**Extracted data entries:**
= = = =

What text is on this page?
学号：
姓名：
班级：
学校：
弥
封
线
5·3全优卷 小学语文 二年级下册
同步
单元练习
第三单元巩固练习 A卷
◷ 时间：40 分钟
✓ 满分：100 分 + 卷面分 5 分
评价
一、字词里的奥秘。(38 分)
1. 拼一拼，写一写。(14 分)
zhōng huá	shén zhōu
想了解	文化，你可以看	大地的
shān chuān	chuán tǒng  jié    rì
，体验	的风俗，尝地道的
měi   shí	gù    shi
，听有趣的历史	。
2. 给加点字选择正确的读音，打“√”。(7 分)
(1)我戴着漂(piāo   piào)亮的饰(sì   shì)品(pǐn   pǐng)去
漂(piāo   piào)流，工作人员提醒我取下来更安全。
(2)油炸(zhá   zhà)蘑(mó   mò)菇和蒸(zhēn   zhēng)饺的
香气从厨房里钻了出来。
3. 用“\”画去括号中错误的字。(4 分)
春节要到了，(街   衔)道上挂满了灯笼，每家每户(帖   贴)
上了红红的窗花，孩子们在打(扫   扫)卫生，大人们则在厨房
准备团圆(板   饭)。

= = = =

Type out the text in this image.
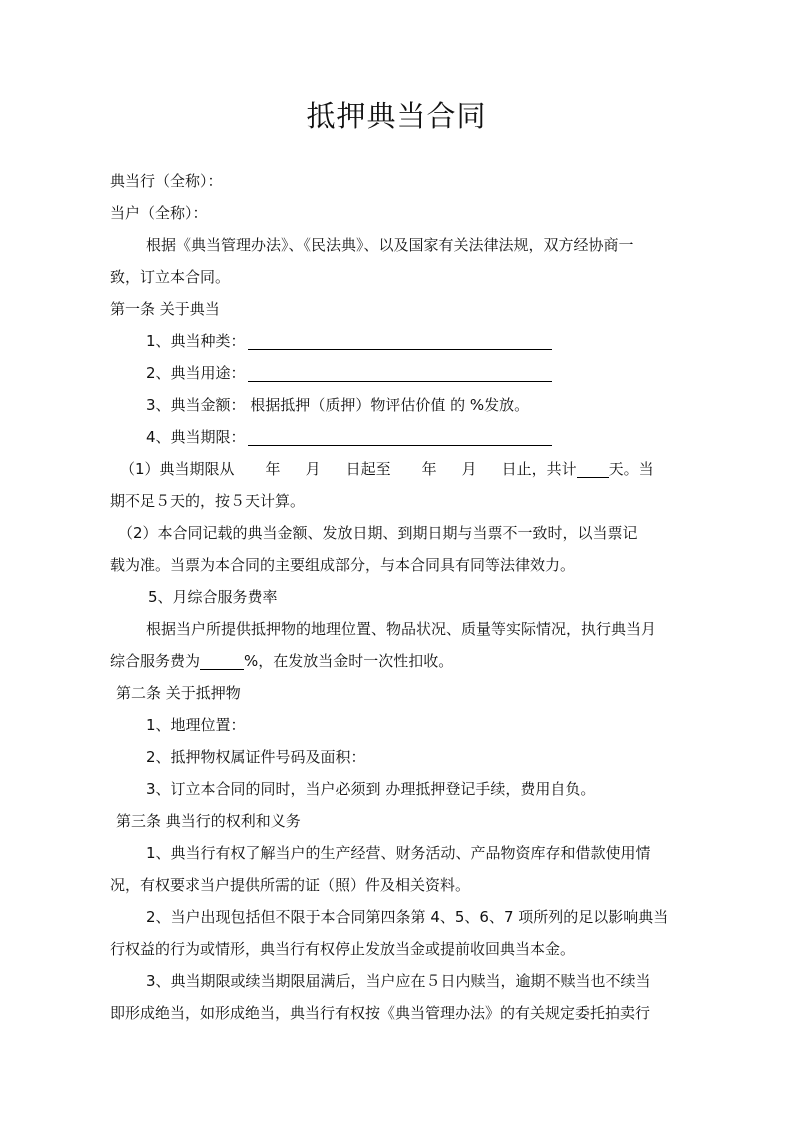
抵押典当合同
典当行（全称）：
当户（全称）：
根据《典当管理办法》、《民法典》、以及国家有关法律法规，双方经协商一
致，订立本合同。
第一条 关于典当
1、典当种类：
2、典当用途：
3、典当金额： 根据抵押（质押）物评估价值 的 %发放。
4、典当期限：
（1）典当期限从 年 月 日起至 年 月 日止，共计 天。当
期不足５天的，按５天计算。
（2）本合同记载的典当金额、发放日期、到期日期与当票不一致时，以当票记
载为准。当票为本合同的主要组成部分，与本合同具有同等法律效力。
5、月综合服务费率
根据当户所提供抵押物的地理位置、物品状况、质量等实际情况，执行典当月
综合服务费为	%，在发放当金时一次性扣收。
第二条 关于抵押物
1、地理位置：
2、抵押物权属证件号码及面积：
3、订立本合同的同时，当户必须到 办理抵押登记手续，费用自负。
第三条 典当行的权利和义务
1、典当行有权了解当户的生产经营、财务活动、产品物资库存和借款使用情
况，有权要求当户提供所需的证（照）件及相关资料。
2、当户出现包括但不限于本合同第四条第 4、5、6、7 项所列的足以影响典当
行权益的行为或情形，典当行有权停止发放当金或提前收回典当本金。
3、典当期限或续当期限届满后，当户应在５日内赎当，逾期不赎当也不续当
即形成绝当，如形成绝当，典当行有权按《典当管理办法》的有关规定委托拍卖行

= = = =

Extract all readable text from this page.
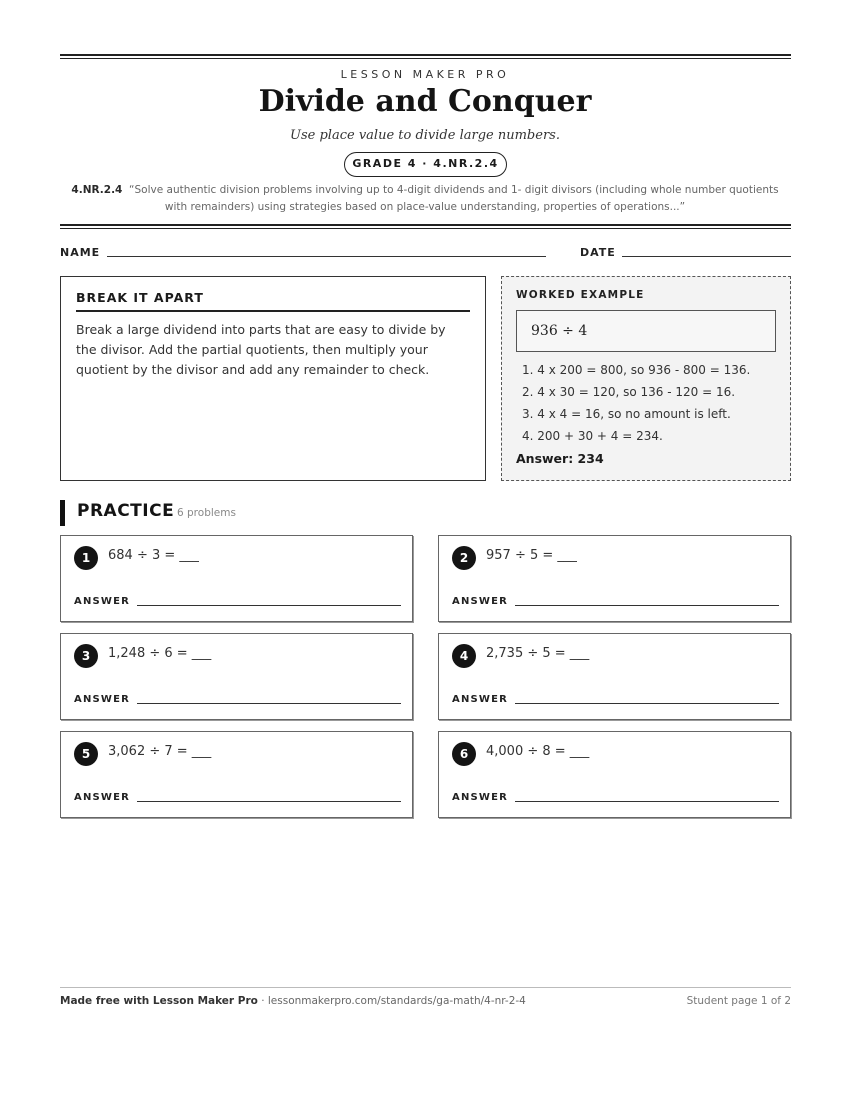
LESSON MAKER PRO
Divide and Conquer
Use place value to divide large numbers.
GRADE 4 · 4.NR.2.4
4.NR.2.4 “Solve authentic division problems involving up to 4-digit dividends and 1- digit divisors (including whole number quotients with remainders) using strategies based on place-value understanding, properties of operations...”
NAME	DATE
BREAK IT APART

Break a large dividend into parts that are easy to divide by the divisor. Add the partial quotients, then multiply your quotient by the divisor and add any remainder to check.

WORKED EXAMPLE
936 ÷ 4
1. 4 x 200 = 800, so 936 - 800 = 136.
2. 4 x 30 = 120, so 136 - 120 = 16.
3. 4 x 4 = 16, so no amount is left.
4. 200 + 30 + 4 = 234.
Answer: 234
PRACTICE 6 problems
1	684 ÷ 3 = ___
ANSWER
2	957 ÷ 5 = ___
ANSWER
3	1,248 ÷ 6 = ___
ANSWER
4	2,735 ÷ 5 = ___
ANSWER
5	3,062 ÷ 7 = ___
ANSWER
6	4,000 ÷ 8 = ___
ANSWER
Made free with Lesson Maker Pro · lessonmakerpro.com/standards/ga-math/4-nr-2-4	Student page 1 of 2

= = = =

**TASK REQUIREMENTS:** Gather each line holding the string "典当管理办法".

**FINAL RESULT:**
根据《典当管理办法》、《民法典》、以及国家有关法律法规，双方经协商一
即形成绝当，如形成绝当，典当行有权按《典当管理办法》的有关规定委托拍卖行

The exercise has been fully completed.